[Records about charts and figures]
[BEGIN]
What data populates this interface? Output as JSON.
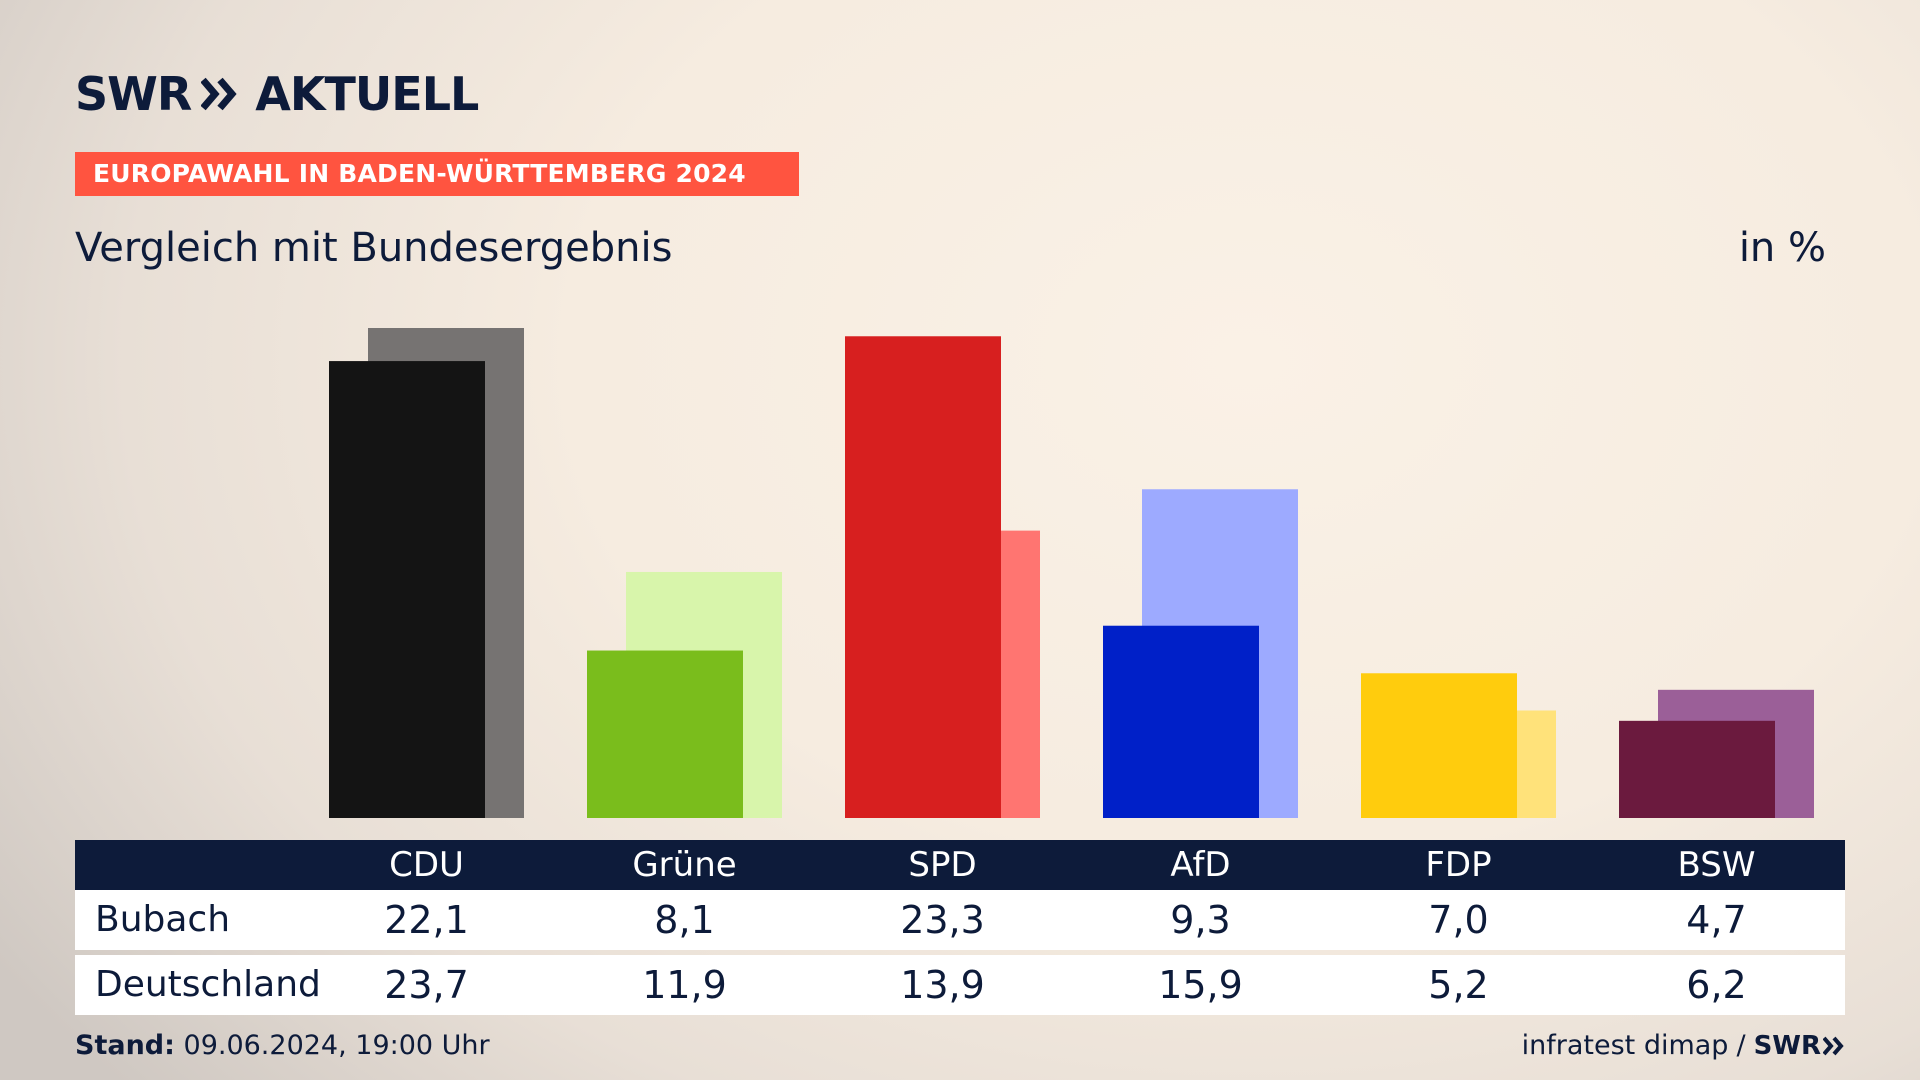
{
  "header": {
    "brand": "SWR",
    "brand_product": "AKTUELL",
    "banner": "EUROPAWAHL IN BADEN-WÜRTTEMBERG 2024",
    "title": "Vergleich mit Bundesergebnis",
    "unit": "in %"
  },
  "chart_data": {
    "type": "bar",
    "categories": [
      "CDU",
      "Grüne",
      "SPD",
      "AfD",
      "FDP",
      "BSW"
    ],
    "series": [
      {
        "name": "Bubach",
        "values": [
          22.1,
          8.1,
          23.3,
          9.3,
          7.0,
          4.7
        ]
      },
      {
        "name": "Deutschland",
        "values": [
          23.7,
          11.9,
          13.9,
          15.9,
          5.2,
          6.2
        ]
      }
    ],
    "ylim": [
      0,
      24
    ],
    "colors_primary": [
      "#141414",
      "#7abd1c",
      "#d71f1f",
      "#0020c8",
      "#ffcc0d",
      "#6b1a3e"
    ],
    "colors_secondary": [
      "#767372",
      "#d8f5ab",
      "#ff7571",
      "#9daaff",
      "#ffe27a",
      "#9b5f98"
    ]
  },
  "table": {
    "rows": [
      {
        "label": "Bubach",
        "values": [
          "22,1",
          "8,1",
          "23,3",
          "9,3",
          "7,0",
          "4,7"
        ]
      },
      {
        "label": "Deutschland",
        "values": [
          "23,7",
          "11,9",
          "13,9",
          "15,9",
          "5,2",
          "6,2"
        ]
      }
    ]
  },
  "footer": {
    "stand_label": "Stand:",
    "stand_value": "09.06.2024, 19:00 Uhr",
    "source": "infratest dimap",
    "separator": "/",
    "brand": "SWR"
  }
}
[END]
[BEGIN]
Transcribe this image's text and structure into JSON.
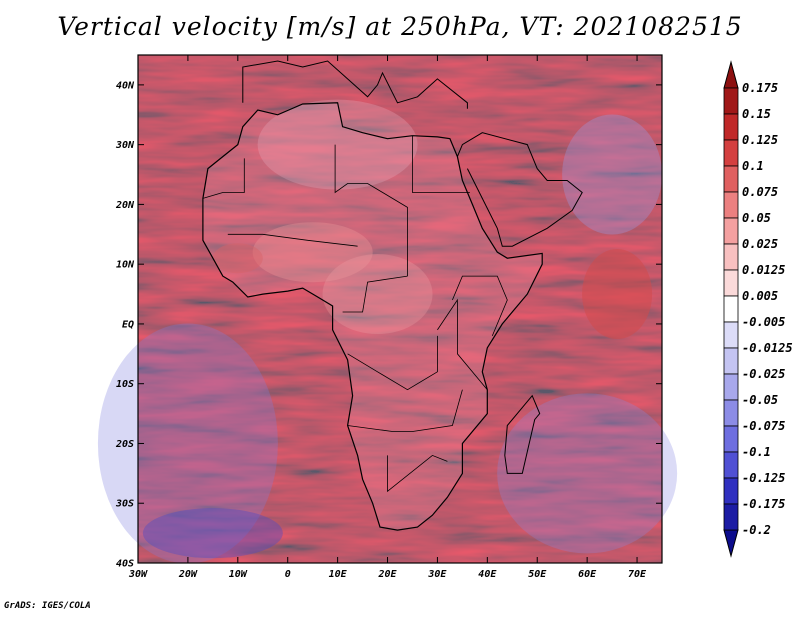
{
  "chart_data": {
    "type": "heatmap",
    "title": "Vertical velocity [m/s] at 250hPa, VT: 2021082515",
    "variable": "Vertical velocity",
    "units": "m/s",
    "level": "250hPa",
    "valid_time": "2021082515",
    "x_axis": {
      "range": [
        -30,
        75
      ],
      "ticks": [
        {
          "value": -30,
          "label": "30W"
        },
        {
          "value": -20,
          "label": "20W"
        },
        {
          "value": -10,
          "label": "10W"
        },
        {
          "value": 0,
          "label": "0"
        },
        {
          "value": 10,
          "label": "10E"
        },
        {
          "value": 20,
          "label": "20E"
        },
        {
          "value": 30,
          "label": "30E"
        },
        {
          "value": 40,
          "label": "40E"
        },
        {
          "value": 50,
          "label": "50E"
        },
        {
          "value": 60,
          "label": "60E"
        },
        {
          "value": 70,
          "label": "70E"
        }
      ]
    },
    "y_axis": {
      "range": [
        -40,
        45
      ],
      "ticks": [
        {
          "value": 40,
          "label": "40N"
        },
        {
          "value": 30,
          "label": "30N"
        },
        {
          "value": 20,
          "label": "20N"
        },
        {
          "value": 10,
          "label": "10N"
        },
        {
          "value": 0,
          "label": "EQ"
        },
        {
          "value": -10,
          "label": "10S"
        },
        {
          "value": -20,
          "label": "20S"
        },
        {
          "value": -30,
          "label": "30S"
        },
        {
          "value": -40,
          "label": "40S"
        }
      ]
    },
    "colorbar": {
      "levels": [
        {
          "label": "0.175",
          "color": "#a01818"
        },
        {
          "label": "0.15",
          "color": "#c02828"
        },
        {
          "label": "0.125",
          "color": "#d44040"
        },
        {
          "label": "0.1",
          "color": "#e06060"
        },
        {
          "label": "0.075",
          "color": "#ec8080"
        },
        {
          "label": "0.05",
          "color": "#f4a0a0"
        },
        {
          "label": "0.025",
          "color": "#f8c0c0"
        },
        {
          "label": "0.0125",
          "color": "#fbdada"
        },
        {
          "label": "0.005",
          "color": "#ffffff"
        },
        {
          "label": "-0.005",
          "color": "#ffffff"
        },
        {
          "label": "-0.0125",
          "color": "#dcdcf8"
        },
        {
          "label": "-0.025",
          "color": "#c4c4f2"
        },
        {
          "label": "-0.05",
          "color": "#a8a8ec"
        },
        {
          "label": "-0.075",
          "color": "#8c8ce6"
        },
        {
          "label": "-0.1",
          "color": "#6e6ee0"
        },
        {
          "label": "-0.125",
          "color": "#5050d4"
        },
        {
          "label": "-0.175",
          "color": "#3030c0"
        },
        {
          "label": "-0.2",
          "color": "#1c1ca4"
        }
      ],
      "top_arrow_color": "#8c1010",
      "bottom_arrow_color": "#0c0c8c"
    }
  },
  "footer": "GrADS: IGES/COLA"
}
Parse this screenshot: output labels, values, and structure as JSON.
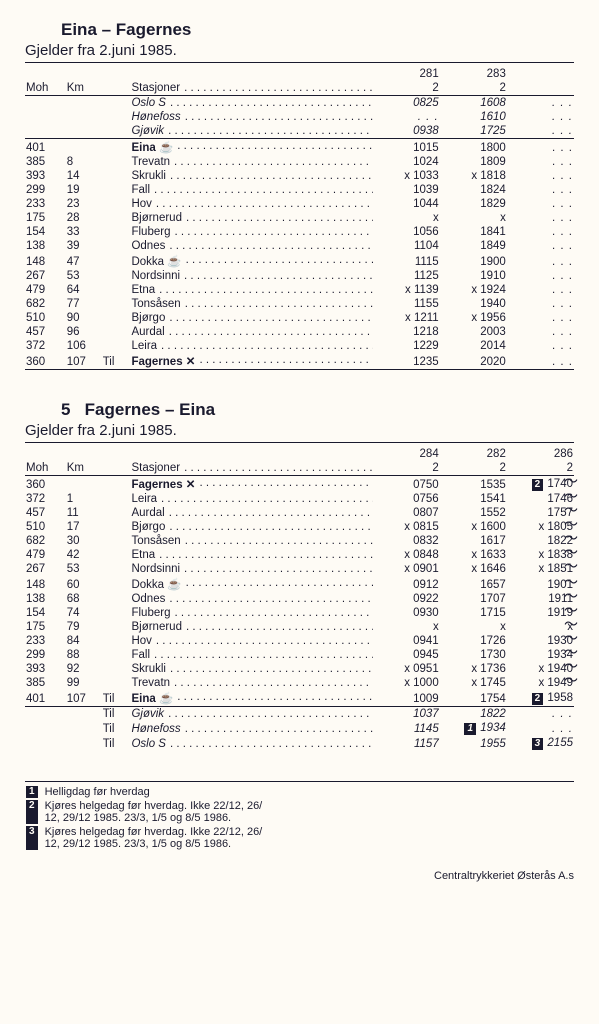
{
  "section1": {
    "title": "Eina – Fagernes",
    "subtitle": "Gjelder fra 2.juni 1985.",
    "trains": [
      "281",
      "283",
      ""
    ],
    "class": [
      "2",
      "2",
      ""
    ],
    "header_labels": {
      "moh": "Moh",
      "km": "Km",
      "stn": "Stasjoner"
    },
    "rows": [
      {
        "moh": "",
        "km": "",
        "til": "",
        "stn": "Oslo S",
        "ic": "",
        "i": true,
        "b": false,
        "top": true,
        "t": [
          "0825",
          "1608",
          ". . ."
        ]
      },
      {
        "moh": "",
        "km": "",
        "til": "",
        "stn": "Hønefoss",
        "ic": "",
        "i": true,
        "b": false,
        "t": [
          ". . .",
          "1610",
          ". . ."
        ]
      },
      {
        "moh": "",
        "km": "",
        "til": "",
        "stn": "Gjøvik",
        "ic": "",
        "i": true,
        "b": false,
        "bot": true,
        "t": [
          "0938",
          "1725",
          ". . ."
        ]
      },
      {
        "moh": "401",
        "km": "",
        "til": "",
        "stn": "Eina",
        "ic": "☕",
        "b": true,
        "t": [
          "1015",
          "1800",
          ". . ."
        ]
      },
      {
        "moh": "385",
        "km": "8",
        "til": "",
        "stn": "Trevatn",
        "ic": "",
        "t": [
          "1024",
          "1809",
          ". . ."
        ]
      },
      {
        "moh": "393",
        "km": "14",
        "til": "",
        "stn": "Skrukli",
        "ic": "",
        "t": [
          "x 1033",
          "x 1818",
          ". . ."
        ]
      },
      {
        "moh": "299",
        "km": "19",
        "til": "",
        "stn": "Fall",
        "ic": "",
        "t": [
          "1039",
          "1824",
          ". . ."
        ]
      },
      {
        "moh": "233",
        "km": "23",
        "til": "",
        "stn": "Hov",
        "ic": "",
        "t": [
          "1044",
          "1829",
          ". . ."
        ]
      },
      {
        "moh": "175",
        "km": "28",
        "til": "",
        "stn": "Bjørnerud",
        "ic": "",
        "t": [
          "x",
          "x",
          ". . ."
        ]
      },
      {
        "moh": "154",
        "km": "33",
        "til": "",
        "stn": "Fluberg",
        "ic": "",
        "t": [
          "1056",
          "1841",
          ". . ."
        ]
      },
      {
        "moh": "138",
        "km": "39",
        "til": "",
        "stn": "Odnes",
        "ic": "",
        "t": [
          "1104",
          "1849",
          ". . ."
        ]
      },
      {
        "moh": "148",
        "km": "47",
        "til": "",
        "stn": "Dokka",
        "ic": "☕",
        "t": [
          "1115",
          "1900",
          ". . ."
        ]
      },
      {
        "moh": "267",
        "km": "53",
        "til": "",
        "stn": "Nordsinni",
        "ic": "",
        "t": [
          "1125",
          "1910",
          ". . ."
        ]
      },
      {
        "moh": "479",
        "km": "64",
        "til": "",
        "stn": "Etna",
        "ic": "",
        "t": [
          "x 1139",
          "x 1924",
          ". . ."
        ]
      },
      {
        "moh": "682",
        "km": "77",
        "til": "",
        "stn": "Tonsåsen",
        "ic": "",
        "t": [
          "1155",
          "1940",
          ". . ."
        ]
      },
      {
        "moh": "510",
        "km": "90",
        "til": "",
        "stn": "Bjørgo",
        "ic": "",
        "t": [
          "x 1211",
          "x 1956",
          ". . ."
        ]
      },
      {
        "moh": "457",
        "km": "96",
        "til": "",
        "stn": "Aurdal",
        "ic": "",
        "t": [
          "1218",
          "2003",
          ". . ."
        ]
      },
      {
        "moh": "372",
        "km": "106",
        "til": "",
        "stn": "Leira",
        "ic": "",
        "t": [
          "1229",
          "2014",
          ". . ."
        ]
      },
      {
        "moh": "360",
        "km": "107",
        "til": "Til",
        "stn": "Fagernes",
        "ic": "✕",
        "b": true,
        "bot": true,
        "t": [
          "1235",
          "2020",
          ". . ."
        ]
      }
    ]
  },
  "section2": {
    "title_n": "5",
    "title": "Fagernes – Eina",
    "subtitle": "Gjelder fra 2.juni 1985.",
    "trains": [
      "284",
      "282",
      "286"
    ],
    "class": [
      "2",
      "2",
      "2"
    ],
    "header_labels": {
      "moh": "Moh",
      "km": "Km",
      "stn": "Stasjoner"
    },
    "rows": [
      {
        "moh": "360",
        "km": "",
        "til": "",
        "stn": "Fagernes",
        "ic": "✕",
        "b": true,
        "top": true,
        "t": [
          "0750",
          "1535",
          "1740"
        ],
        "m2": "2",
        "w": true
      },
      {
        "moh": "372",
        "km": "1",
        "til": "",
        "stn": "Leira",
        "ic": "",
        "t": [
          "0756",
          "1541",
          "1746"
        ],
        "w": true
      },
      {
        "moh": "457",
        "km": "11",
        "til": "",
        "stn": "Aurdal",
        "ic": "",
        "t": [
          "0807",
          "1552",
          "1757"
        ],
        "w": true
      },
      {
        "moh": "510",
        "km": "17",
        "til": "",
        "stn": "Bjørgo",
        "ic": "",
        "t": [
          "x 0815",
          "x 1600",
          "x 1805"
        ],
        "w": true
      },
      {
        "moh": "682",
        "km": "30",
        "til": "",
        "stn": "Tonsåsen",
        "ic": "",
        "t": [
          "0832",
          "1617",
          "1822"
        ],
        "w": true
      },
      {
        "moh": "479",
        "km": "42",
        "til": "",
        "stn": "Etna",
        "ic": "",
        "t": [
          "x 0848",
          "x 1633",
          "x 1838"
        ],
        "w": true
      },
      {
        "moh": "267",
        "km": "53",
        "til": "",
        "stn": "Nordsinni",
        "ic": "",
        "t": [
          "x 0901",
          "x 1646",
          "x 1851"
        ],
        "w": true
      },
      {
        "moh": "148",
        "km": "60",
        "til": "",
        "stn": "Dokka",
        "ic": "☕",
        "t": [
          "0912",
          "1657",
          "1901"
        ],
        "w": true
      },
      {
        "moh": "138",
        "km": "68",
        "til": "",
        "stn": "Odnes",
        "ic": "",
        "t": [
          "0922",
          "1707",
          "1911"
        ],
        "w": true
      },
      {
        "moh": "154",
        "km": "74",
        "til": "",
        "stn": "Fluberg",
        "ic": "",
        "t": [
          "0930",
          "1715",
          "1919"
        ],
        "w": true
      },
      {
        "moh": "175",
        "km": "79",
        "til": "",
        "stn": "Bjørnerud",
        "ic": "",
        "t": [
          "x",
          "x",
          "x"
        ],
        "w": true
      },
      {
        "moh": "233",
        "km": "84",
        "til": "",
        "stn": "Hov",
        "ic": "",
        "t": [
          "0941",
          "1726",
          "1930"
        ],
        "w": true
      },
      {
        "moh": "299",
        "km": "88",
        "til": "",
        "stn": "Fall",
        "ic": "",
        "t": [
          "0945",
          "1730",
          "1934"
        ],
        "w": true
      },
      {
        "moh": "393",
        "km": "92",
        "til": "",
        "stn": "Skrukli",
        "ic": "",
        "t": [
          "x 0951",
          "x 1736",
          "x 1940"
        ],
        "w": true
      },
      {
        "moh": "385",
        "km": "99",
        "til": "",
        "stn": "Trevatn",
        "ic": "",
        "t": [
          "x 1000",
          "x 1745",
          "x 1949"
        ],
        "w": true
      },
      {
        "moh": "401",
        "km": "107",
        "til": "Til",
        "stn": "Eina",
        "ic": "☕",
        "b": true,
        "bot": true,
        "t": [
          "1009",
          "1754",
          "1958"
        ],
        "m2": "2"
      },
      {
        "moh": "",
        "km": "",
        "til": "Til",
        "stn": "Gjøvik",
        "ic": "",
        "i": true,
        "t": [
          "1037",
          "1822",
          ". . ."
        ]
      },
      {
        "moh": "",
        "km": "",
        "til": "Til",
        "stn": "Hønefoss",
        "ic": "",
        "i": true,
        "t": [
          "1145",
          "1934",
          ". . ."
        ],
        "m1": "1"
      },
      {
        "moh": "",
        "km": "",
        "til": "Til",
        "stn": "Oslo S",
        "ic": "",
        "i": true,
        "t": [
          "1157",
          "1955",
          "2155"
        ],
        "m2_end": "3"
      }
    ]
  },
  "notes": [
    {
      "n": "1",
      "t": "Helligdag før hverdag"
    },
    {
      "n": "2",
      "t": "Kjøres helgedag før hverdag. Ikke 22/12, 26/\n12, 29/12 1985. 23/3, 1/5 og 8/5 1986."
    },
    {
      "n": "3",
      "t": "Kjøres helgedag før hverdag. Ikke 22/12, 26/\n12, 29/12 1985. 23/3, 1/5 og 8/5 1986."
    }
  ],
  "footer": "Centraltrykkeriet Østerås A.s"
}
[END]
**WHAT THE EXERCISE ASKS**: Write out every line from the entries where "JSON" appears.

**RESULT OF THE TASK**:
What data populates this interface? Output as JSON.
Transcribe this image's text and structure into JSON.
Parse this screenshot: output labels, values, and structure as JSON.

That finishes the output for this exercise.